_TASK REQUIREMENTS_.
Go through the records and show each line where the word "stops" occurs.

_MATERIAL TO PROCESS_.

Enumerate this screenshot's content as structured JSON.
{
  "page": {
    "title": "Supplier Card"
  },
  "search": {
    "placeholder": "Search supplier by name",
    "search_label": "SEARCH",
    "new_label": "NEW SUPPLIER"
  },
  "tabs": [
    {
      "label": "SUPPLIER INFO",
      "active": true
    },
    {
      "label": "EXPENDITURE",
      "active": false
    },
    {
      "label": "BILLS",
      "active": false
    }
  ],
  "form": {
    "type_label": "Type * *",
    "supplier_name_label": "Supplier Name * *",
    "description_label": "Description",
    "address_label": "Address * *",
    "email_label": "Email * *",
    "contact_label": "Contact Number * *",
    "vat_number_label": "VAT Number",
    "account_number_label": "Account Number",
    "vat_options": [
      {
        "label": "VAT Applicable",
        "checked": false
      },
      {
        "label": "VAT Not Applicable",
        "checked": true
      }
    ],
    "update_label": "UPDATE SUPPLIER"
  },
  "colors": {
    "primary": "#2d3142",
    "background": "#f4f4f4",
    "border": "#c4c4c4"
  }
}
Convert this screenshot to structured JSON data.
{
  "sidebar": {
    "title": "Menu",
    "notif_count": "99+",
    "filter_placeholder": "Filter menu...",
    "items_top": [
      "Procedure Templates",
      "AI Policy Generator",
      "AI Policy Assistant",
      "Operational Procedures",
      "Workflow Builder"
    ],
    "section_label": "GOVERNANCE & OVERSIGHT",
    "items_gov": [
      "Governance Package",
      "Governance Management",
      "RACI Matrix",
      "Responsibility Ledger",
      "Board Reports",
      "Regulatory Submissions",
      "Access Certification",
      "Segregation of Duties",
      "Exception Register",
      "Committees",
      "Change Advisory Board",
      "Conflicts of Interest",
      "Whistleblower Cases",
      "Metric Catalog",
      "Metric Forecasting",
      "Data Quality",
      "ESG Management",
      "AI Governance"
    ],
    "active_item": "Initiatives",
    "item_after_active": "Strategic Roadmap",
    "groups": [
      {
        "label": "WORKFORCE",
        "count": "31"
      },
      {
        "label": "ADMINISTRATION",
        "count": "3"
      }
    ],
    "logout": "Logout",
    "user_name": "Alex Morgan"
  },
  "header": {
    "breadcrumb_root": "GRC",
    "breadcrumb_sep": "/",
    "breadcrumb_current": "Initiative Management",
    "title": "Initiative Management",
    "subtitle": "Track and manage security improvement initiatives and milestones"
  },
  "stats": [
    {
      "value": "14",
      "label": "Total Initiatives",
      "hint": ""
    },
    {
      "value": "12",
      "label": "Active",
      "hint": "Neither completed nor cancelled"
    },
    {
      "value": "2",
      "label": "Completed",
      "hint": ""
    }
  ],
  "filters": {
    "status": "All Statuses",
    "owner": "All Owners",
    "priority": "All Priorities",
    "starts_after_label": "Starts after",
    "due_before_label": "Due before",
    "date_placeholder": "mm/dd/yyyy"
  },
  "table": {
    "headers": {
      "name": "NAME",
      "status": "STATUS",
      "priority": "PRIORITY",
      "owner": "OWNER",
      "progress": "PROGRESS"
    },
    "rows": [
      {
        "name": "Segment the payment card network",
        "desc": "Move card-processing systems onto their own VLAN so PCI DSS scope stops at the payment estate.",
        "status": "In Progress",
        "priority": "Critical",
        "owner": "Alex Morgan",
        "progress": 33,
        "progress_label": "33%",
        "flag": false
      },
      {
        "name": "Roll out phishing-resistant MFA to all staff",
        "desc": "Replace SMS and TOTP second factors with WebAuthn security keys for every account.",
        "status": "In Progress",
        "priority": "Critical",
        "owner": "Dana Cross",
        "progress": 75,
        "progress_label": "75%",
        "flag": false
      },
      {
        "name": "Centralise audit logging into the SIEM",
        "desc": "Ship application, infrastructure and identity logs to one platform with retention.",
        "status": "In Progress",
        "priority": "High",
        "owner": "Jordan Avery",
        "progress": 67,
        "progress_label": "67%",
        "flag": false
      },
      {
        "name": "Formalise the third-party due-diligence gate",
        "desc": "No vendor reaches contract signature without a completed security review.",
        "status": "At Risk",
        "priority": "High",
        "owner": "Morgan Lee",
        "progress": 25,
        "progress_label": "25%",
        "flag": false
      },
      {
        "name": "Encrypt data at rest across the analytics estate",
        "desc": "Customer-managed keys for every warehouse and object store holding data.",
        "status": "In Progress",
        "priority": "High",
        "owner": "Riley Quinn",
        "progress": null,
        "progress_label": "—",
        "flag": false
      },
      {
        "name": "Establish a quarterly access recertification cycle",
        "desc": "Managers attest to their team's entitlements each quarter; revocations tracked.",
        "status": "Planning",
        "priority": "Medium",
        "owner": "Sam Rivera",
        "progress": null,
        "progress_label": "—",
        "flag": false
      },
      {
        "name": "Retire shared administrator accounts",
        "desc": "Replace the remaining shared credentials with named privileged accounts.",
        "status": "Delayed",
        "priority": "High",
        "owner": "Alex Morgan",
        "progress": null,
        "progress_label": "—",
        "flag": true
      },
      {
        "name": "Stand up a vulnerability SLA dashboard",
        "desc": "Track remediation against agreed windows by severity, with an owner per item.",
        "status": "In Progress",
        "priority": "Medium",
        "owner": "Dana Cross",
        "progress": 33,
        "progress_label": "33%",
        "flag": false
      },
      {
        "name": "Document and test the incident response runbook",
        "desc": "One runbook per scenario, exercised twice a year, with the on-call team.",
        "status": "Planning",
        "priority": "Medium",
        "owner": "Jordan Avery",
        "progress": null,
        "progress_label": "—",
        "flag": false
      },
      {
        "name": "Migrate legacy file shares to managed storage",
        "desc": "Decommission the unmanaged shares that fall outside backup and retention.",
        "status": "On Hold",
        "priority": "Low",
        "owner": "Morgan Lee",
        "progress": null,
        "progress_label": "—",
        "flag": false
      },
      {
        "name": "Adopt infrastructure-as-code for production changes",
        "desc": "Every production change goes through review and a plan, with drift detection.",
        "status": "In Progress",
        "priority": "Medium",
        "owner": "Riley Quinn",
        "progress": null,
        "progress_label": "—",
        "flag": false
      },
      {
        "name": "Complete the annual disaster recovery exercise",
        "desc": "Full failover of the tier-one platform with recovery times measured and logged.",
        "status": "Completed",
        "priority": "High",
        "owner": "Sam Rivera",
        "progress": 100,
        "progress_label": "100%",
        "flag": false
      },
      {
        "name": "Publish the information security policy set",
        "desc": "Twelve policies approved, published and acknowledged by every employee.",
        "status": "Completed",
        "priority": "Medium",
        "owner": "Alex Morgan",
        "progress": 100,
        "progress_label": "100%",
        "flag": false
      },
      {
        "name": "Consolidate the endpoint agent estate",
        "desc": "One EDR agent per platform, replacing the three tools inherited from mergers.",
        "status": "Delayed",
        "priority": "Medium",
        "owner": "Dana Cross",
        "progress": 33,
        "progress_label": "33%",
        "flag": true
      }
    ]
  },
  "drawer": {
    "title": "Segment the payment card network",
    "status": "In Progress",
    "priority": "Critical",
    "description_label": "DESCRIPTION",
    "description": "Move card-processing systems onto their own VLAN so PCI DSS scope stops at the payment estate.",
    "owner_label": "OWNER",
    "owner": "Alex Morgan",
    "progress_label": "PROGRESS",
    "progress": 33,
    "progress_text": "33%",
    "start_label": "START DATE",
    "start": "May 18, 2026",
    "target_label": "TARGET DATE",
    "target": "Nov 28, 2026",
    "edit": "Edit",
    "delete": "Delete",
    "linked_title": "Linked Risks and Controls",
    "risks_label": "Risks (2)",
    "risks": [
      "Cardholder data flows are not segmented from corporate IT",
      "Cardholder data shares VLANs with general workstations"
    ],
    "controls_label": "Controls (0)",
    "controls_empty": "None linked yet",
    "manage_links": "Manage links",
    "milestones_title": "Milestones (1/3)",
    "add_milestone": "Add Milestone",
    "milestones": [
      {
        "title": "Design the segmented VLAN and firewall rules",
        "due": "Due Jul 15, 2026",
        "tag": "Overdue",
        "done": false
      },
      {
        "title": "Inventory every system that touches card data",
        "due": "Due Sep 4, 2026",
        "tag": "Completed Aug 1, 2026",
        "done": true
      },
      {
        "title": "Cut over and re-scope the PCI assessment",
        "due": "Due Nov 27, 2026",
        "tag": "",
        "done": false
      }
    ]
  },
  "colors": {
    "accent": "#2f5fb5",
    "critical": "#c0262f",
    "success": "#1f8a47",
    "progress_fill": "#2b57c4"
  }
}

_FULL ANSWER_.
        "desc": "Move card-processing systems onto their own VLAN so PCI DSS scope stops at the payment estate.",
    "description": "Move card-processing systems onto their own VLAN so PCI DSS scope stops at the payment estate.",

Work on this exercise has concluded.